Challenge ▸
The records that follow are to be repeated exactly, with the pictures removed.

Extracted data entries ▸
--*--
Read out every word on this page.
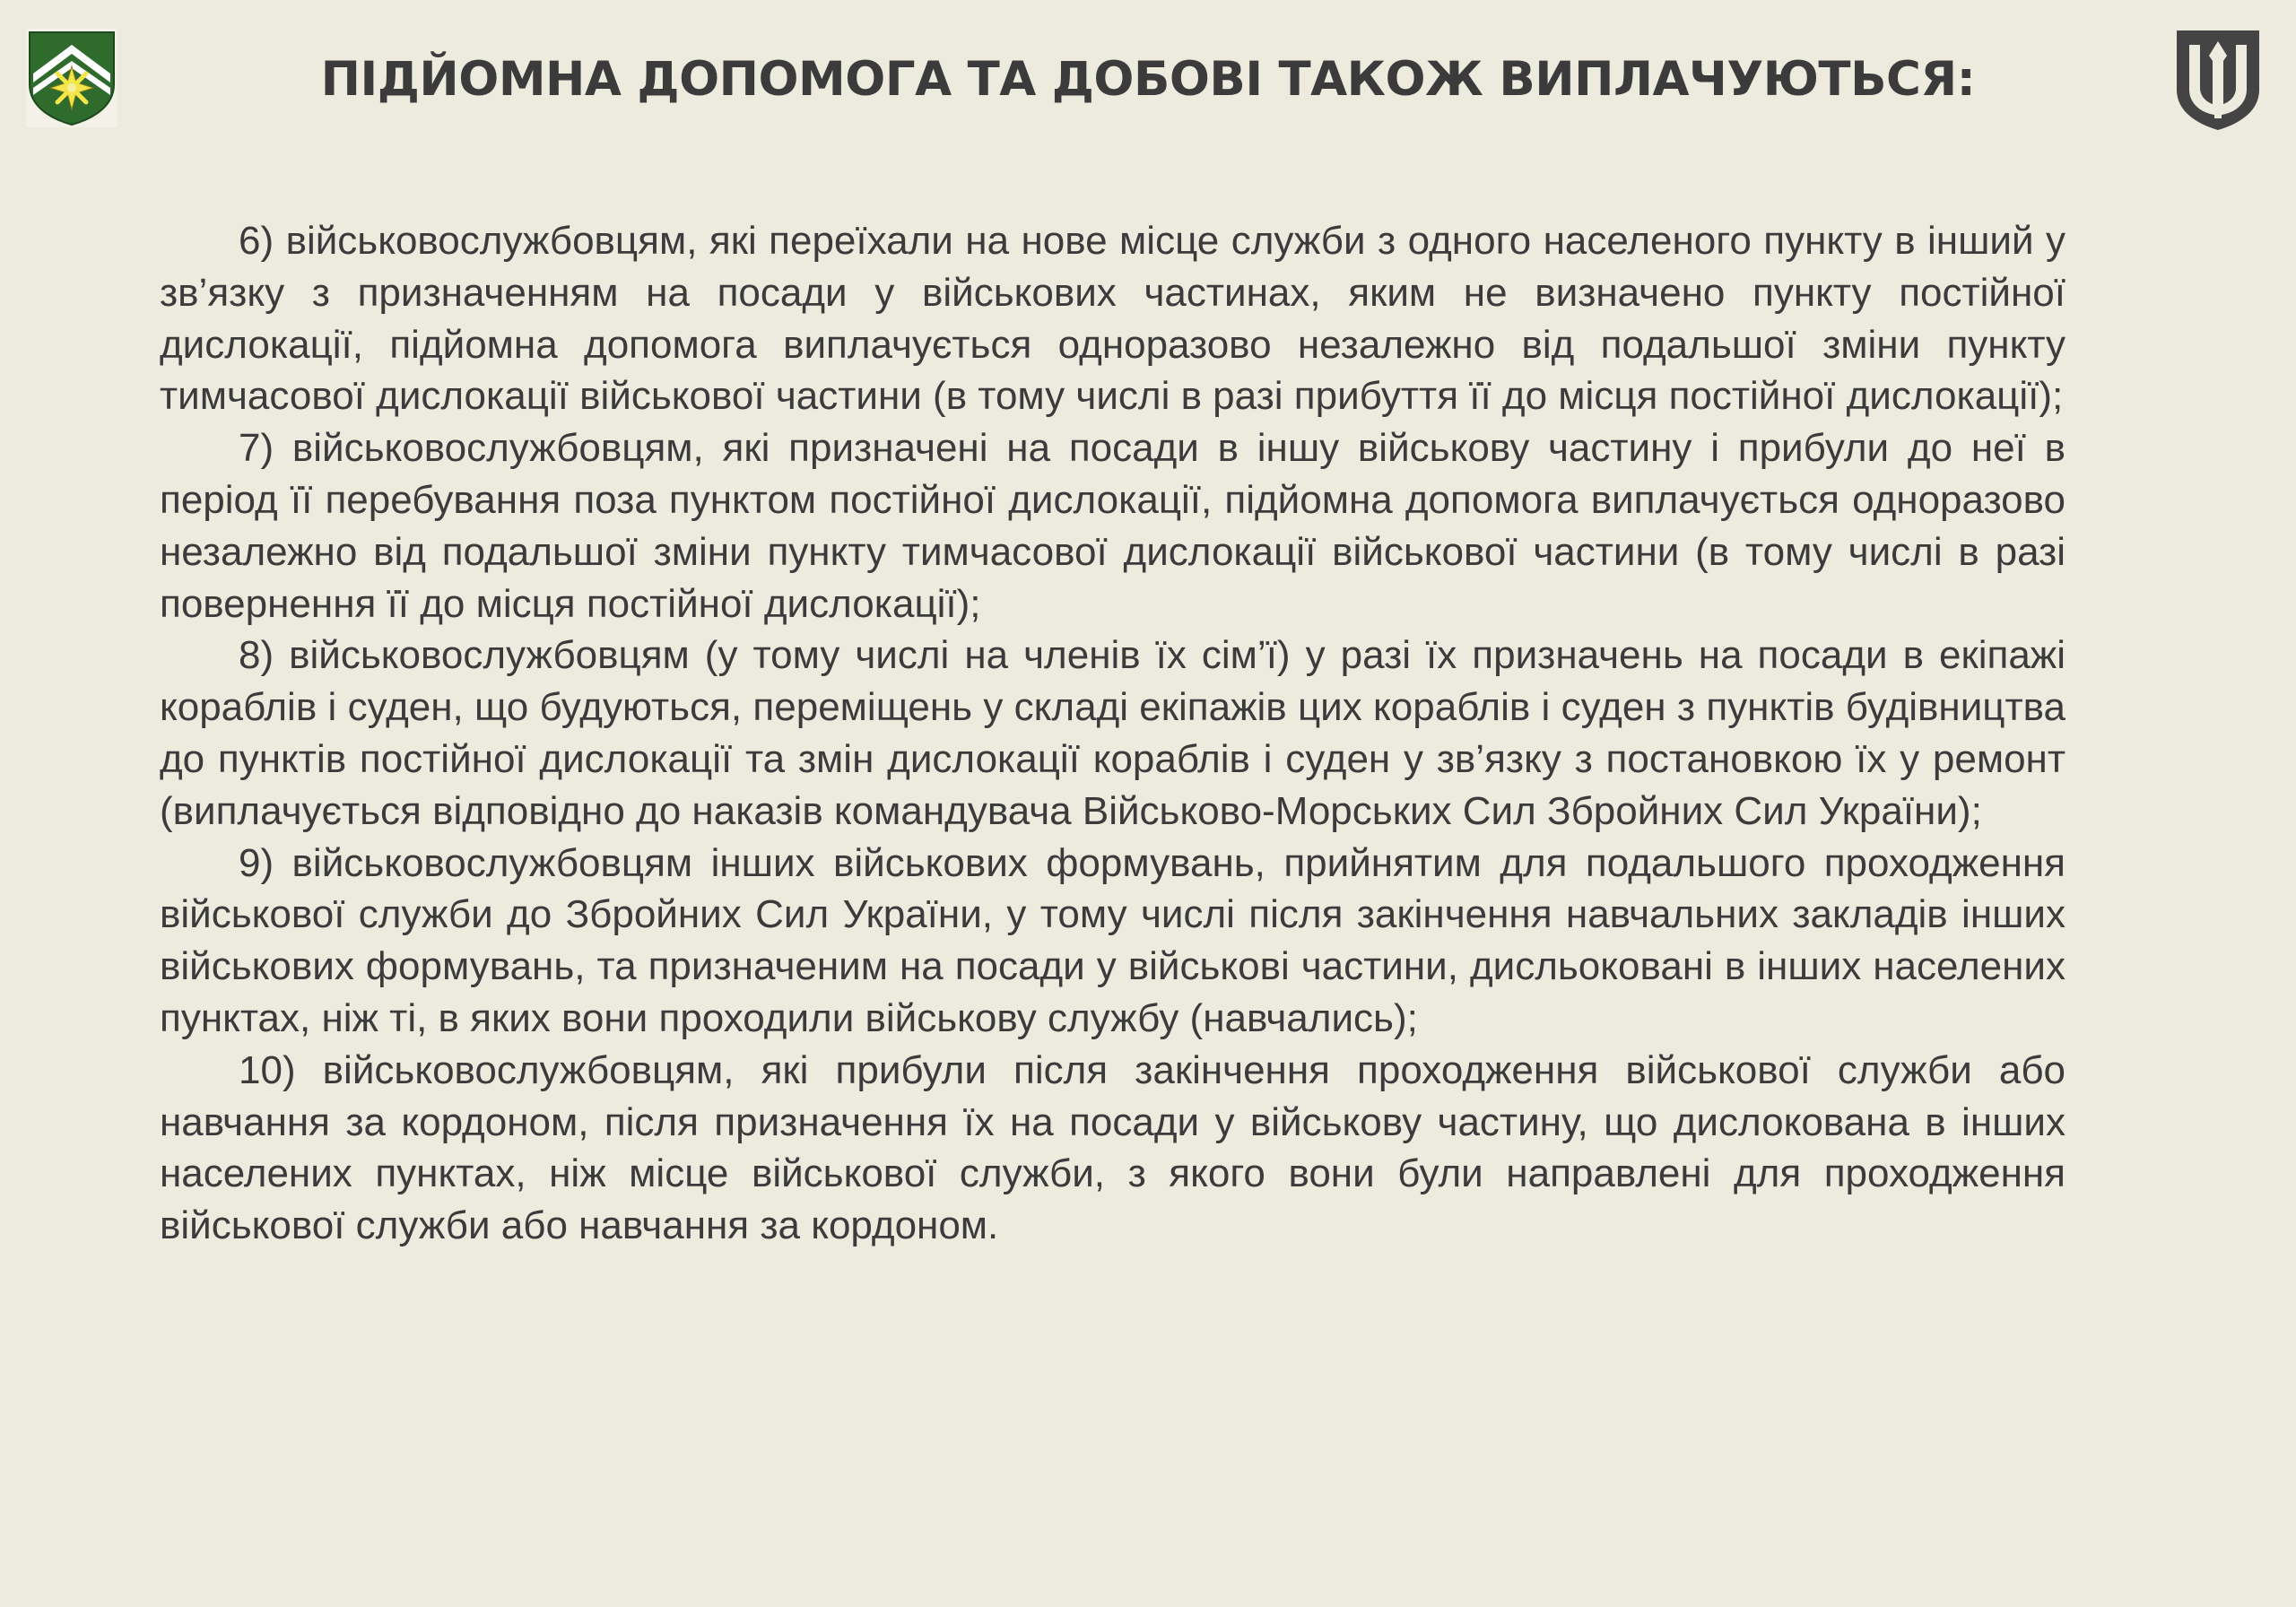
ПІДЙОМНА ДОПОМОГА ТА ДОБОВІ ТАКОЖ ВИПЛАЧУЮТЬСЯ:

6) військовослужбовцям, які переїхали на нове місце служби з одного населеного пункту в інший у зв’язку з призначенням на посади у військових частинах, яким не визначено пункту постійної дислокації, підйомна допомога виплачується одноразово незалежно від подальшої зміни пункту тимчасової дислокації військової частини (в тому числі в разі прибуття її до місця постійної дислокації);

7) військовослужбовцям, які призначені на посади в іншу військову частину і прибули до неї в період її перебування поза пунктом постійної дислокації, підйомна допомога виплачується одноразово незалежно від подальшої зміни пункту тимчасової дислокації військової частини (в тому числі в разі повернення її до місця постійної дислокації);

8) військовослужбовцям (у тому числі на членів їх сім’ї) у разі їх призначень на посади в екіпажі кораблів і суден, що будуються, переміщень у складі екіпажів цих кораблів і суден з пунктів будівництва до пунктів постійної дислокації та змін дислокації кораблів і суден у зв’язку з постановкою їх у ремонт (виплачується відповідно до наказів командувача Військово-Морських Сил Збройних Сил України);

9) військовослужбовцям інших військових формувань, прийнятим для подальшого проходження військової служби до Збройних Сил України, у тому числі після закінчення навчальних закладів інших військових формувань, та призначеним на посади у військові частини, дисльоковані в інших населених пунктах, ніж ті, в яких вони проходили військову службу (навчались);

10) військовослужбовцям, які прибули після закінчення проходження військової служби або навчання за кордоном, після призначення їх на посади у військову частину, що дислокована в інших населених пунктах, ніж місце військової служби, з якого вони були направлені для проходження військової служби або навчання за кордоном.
--*--
Full response ▸
Read out every word on this page.
ПІДЙОМНА ДОПОМОГА ТА ДОБОВІ ТАКОЖ ВИПЛАЧУЮТЬСЯ:

6) військовослужбовцям, які переїхали на нове місце служби з одного населеного пункту в інший у зв’язку з призначенням на посади у військових частинах, яким не визначено пункту постійної дислокації, підйомна допомога виплачується одноразово незалежно від подальшої зміни пункту тимчасової дислокації військової частини (в тому числі в разі прибуття її до місця постійної дислокації);

7) військовослужбовцям, які призначені на посади в іншу військову частину і прибули до неї в період її перебування поза пунктом постійної дислокації, підйомна допомога виплачується одноразово незалежно від подальшої зміни пункту тимчасової дислокації військової частини (в тому числі в разі повернення її до місця постійної дислокації);

8) військовослужбовцям (у тому числі на членів їх сім’ї) у разі їх призначень на посади в екіпажі кораблів і суден, що будуються, переміщень у складі екіпажів цих кораблів і суден з пунктів будівництва до пунктів постійної дислокації та змін дислокації кораблів і суден у зв’язку з постановкою їх у ремонт (виплачується відповідно до наказів командувача Військово-Морських Сил Збройних Сил України);

9) військовослужбовцям інших військових формувань, прийнятим для подальшого проходження військової служби до Збройних Сил України, у тому числі після закінчення навчальних закладів інших військових формувань, та призначеним на посади у військові частини, дисльоковані в інших населених пунктах, ніж ті, в яких вони проходили військову службу (навчались);

10) військовослужбовцям, які прибули після закінчення проходження військової служби або навчання за кордоном, після призначення їх на посади у військову частину, що дислокована в інших населених пунктах, ніж місце військової служби, з якого вони були направлені для проходження військової служби або навчання за кордоном.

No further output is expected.